Dataset entries
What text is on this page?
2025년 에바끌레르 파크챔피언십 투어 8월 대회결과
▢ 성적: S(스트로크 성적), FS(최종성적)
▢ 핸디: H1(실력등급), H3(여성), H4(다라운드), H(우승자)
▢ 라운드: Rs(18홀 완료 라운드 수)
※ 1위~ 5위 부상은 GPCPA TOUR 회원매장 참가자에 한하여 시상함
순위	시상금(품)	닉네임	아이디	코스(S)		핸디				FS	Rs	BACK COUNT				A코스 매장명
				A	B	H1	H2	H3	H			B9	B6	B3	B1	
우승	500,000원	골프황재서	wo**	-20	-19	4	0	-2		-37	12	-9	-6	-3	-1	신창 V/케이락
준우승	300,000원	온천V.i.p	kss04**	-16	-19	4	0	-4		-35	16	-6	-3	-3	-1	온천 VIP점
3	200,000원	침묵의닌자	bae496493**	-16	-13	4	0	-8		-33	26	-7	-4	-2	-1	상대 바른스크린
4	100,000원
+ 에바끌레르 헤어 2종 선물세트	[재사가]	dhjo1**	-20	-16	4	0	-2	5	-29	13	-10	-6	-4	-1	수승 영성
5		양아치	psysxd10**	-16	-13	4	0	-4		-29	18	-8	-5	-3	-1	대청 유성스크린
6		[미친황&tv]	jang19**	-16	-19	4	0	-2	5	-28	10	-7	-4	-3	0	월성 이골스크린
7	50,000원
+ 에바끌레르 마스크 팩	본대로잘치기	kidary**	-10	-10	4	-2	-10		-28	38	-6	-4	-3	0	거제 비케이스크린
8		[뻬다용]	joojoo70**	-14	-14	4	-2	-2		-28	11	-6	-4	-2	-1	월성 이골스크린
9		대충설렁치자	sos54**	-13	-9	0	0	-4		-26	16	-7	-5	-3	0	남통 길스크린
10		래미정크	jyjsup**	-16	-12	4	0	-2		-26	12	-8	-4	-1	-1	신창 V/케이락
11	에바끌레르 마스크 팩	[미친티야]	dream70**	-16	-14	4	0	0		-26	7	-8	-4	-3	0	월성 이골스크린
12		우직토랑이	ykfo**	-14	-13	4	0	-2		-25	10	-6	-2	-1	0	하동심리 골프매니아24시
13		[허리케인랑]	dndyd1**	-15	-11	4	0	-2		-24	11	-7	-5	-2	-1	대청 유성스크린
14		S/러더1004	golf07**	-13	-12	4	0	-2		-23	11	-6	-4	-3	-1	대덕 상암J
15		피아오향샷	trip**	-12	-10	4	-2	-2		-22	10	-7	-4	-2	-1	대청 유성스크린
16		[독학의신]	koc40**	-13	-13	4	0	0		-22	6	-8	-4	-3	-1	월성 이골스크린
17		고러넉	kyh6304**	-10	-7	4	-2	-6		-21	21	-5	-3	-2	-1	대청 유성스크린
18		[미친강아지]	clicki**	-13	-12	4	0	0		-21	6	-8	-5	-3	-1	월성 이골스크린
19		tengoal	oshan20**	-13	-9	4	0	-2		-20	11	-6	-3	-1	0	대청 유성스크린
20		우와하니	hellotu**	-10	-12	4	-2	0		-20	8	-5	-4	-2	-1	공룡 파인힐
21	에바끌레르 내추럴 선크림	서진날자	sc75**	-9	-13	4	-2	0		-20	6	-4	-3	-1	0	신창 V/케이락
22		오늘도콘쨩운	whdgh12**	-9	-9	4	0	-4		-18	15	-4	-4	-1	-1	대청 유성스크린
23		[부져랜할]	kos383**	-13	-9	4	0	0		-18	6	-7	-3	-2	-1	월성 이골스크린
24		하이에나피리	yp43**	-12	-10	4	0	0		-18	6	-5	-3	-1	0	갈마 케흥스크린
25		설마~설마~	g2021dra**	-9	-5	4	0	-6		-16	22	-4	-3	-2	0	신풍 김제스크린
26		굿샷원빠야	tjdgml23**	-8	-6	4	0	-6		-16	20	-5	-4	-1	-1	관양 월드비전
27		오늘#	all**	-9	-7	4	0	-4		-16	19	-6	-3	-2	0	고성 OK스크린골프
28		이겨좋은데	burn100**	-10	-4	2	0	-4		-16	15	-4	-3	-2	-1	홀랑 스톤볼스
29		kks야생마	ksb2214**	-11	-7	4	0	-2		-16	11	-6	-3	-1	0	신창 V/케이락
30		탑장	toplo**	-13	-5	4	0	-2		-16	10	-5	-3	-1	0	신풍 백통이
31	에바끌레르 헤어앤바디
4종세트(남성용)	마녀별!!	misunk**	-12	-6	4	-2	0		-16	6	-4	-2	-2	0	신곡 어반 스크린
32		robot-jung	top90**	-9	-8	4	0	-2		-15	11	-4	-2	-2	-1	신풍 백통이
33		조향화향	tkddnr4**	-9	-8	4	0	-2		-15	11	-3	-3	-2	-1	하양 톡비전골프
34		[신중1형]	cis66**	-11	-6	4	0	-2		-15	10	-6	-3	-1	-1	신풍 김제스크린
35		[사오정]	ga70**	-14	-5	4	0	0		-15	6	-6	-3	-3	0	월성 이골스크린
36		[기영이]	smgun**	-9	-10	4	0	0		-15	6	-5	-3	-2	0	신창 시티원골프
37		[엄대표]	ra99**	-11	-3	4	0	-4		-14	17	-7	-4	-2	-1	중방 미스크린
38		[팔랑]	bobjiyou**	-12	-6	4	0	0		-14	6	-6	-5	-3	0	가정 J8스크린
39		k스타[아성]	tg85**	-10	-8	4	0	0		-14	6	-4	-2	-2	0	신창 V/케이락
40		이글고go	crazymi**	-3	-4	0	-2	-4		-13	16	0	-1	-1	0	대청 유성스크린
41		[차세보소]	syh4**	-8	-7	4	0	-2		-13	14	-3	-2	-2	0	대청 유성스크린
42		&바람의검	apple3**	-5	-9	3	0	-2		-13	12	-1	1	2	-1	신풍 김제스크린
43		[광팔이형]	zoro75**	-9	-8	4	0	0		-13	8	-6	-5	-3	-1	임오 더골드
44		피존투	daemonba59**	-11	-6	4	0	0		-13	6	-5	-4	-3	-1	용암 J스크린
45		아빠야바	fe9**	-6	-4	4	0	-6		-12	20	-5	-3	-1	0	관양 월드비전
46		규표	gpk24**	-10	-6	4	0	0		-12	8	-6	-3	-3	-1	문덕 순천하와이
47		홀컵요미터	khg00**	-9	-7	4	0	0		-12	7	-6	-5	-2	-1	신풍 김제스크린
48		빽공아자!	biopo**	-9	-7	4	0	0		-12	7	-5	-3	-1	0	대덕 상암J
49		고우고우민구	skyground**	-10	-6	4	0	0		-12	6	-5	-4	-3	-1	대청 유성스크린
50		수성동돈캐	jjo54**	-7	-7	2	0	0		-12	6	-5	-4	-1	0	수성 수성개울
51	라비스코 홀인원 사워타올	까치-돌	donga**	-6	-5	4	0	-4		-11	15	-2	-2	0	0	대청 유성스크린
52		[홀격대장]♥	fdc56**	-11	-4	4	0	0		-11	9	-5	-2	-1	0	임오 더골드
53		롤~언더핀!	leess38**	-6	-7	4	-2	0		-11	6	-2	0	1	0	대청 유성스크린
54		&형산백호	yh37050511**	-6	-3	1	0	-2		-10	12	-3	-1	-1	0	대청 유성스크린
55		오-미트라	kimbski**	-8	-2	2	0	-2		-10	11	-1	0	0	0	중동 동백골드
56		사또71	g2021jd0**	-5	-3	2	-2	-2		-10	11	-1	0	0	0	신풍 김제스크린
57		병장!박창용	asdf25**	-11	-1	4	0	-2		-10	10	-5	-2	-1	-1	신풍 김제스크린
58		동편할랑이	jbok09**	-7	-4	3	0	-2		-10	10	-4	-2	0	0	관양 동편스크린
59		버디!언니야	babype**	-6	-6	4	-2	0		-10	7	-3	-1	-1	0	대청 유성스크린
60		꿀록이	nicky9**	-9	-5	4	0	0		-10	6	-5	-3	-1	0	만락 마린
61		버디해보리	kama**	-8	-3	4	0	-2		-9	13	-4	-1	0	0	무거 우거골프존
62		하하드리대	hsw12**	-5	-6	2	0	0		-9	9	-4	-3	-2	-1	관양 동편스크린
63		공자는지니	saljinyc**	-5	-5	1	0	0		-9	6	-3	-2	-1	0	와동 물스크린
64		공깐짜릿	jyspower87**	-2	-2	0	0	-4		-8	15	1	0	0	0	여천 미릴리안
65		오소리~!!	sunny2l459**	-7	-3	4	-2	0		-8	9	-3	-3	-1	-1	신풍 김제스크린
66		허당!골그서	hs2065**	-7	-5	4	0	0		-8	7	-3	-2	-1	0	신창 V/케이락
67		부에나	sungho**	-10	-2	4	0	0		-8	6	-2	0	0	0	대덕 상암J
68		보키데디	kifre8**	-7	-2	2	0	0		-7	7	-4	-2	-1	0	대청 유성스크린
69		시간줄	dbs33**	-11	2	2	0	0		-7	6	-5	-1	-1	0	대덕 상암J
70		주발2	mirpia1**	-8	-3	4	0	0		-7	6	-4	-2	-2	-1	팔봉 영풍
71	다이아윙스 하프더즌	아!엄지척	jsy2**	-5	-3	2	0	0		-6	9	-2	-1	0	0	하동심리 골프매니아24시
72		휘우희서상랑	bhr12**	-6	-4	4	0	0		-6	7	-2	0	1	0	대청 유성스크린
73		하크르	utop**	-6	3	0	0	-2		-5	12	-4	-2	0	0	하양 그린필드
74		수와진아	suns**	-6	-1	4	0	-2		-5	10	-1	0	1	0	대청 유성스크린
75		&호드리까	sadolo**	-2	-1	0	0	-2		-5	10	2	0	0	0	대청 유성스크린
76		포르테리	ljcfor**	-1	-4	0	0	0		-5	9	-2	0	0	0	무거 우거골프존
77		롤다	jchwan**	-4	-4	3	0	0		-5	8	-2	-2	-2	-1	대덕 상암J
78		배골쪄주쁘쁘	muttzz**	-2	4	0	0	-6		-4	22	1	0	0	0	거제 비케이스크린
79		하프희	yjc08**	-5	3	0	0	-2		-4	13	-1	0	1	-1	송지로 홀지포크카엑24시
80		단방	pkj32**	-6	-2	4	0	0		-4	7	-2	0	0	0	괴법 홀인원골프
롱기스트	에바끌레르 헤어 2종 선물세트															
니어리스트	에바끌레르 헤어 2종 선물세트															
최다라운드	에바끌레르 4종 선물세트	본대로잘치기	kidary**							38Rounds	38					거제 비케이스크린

_WRITTEN REQUEST_
Examine the records and pull out every line where the string "동편스크린" occurs.

_RESPONSE TO THIS EXERCISE_
58		동편할랑이	jbok09**	-7	-4	3	0	-2		-10	10	-4	-2	0	0	관양 동편스크린
62		하하드리대	hsw12**	-5	-6	2	0	0		-9	9	-4	-3	-2	-1	관양 동편스크린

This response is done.